» **To be done**
Pick out every line holding the string "laser" and copy it.

» **Collected data entries**
┄┄┄┄┄┄┄┄┄┄

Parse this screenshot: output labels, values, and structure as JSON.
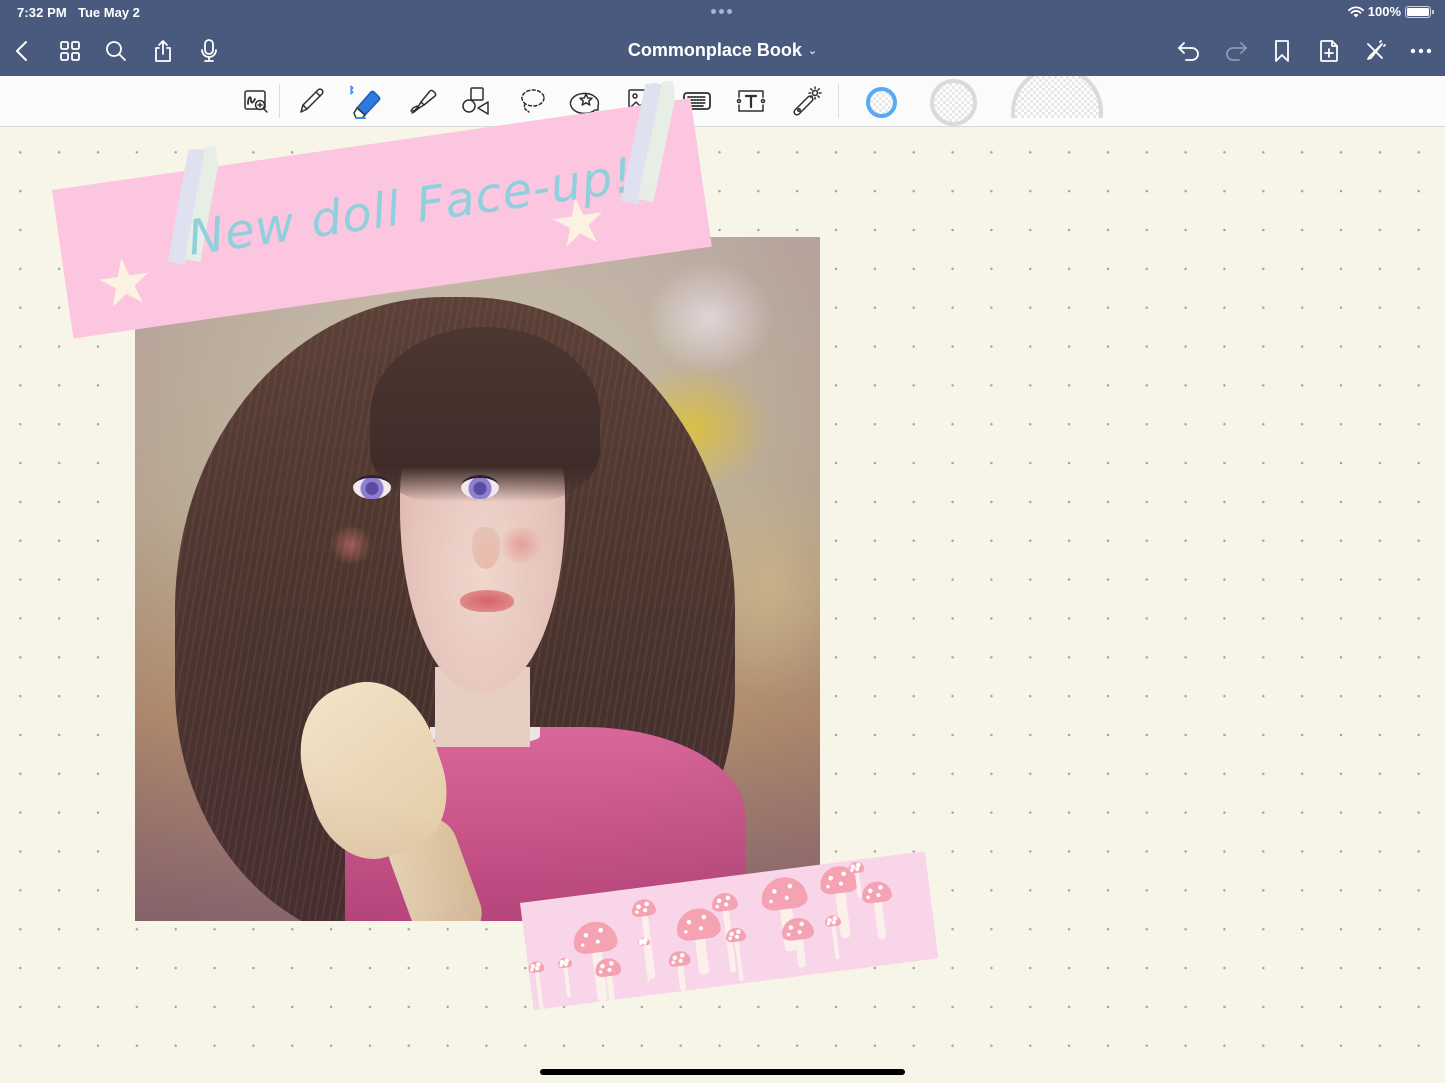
{
  "status_bar": {
    "time": "7:32 PM",
    "date": "Tue May 2",
    "battery_text": "100%",
    "battery_level": 1.0,
    "wifi_icon": "wifi-icon",
    "multitask_icon": "more-dots-icon"
  },
  "nav_bar": {
    "title": "Commonplace Book",
    "title_chevron": "⌄",
    "left_buttons": [
      {
        "name": "back-button",
        "icon": "chevron-left-icon"
      },
      {
        "name": "thumbnails-button",
        "icon": "grid-icon"
      },
      {
        "name": "search-button",
        "icon": "search-icon"
      },
      {
        "name": "share-button",
        "icon": "share-icon"
      },
      {
        "name": "record-audio-button",
        "icon": "microphone-icon"
      }
    ],
    "right_buttons": [
      {
        "name": "undo-button",
        "icon": "undo-icon",
        "enabled": true
      },
      {
        "name": "redo-button",
        "icon": "redo-icon",
        "enabled": false
      },
      {
        "name": "bookmark-button",
        "icon": "bookmark-icon"
      },
      {
        "name": "add-page-button",
        "icon": "add-page-icon"
      },
      {
        "name": "pen-toggle-button",
        "icon": "pencil-off-icon"
      },
      {
        "name": "more-button",
        "icon": "ellipsis-icon"
      }
    ]
  },
  "toolbar": {
    "tools": [
      {
        "name": "zoom-window-tool",
        "icon": "handwriting-zoom-icon",
        "selected": false
      },
      {
        "name": "pen-tool",
        "icon": "pen-icon",
        "selected": false
      },
      {
        "name": "eraser-tool",
        "icon": "eraser-icon",
        "selected": true,
        "badge": "bluetooth-icon"
      },
      {
        "name": "highlighter-tool",
        "icon": "highlighter-icon",
        "selected": false
      },
      {
        "name": "shapes-tool",
        "icon": "shapes-icon",
        "selected": false
      },
      {
        "name": "lasso-tool",
        "icon": "lasso-icon",
        "selected": false
      },
      {
        "name": "elements-tool",
        "icon": "sticker-icon",
        "selected": false
      },
      {
        "name": "image-tool",
        "icon": "image-icon",
        "selected": false
      },
      {
        "name": "keyboard-tool",
        "icon": "keyboard-icon",
        "selected": false
      },
      {
        "name": "text-tool",
        "icon": "text-box-icon",
        "selected": false
      },
      {
        "name": "laser-pointer-tool",
        "icon": "laser-pointer-icon",
        "selected": false
      }
    ],
    "eraser_sizes": [
      {
        "name": "eraser-size-small",
        "selected": true
      },
      {
        "name": "eraser-size-medium",
        "selected": false
      },
      {
        "name": "eraser-size-large",
        "selected": false
      }
    ],
    "accent_color": "#5aa9f5"
  },
  "page": {
    "background": "dot-grid",
    "paper_color": "#f7f5e8",
    "title_sticker_text": "New doll Face-up!",
    "title_sticker_color": "#fcc6e1",
    "title_text_color": "#8fd0dd",
    "photo_description": "Ball-jointed doll with long brown hair, violet eyes and pink sweater",
    "bottom_sticker": "pink mushroom washi tape",
    "bottom_sticker_color": "#f9d5ea"
  }
}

┄┄┄┄┄┄┄┄┄┄

» **Solution to the problem**
        "name": "laser-pointer-tool",
        "icon": "laser-pointer-icon",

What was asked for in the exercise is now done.